____ Material
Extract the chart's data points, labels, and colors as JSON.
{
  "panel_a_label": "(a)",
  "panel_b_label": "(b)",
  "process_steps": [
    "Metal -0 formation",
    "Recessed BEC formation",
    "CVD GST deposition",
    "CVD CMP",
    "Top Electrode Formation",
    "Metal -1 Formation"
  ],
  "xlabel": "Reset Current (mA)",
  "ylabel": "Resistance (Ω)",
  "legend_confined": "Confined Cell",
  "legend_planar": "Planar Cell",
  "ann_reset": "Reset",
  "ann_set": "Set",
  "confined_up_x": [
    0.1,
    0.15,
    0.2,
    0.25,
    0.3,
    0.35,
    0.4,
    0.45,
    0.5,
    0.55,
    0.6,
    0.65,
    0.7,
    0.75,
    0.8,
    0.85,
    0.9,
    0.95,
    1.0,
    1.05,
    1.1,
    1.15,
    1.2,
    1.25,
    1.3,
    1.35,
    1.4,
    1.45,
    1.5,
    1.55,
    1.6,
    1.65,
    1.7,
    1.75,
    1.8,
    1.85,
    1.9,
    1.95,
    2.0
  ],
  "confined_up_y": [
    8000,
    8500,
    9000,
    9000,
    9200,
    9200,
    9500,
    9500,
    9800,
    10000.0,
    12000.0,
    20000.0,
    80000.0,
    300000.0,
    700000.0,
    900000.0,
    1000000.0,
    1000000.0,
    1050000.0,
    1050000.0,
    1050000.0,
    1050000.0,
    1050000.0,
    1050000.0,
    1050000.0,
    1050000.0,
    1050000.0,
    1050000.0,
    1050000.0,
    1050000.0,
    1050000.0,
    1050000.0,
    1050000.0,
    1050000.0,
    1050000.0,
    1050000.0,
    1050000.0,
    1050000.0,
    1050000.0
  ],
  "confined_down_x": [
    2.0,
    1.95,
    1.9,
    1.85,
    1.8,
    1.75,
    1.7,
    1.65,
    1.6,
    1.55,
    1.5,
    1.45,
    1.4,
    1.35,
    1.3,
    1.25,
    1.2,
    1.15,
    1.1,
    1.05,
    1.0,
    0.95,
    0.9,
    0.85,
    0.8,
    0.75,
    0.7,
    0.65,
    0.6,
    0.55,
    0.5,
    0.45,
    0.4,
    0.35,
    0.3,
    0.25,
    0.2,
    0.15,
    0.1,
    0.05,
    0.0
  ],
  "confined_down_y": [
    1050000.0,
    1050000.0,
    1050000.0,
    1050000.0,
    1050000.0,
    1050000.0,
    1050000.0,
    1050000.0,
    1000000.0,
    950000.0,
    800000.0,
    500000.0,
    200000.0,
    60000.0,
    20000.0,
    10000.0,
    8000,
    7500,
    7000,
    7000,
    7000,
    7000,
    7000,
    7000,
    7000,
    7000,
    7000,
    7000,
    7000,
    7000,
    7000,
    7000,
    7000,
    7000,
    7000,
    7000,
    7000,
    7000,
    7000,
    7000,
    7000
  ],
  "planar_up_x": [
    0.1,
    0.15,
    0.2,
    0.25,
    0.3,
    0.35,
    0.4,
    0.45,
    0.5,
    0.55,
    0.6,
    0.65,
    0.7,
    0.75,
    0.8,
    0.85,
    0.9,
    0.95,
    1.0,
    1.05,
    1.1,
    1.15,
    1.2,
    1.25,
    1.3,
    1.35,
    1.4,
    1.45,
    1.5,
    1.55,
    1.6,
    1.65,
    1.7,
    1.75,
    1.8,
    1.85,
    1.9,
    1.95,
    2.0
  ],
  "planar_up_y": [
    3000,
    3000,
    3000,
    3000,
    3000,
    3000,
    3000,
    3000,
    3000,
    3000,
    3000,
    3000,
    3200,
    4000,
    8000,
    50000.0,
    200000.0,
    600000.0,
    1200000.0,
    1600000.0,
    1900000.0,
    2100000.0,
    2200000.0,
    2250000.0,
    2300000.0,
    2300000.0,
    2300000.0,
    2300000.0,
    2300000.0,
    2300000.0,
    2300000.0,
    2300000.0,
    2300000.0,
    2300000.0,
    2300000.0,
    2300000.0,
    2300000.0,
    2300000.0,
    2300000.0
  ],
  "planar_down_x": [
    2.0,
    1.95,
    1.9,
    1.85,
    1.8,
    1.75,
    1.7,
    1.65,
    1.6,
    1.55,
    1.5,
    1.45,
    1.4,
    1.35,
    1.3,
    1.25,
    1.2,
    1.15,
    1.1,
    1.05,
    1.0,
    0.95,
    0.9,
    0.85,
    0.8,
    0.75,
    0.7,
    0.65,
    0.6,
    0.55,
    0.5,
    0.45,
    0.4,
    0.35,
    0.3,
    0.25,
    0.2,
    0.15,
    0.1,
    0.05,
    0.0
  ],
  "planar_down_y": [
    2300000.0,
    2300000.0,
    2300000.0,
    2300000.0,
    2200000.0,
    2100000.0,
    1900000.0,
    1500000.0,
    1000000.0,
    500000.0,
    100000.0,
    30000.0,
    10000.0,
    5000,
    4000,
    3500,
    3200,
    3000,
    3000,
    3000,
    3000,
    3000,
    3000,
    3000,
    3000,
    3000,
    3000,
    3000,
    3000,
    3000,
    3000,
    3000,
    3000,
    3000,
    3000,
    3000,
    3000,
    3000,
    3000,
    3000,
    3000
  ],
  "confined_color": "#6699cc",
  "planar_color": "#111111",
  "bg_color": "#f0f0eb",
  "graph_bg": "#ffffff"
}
________
Problem.
From the listing, tally every line with the word "Cell" in it and give only the tally.

Complete answer.
2